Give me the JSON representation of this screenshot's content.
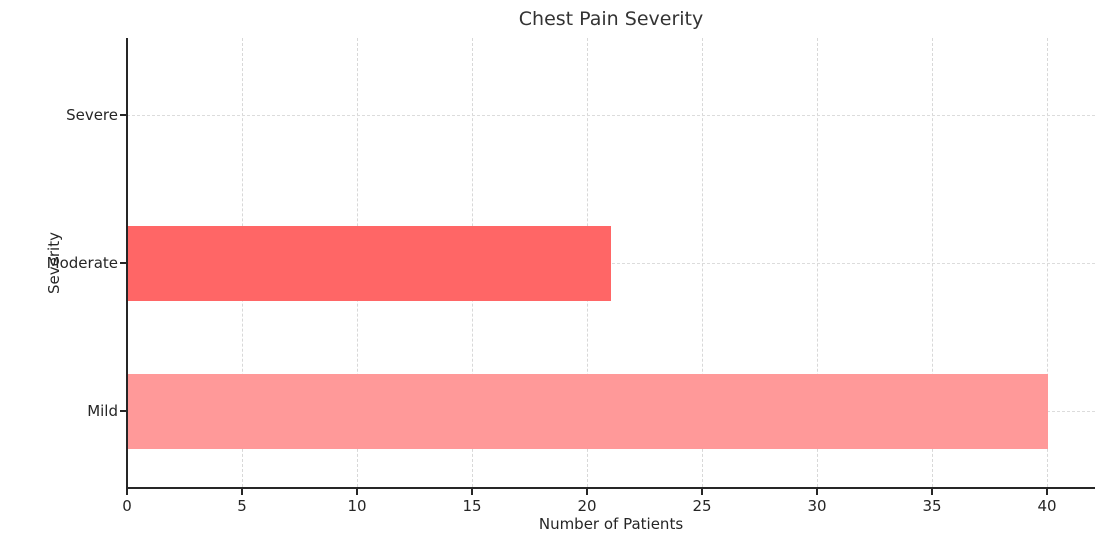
{
  "chart_data": {
    "type": "bar",
    "orientation": "horizontal",
    "title": "Chest Pain Severity",
    "xlabel": "Number of Patients",
    "ylabel": "Severity",
    "categories": [
      "Severe",
      "Moderate",
      "Mild"
    ],
    "values": [
      0,
      21,
      40
    ],
    "bar_colors": [
      "#ff3333",
      "#ff6666",
      "#ff9999"
    ],
    "x_ticks": [
      0,
      5,
      10,
      15,
      20,
      25,
      30,
      35,
      40
    ],
    "xlim": [
      0,
      42.1
    ],
    "grid": "dashed light-gray, vertical at x ticks and horizontal at category centers",
    "legend": "none",
    "background_color": "#ffffff",
    "axis_color": "#262626",
    "grid_color": "#d8d8d8",
    "text_color": "#262626"
  }
}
==========
◆ What the exercise asks
Working from the records above, find how many lines contain the string "Severity" and answer with the bare number.

◆ Answer to this task
2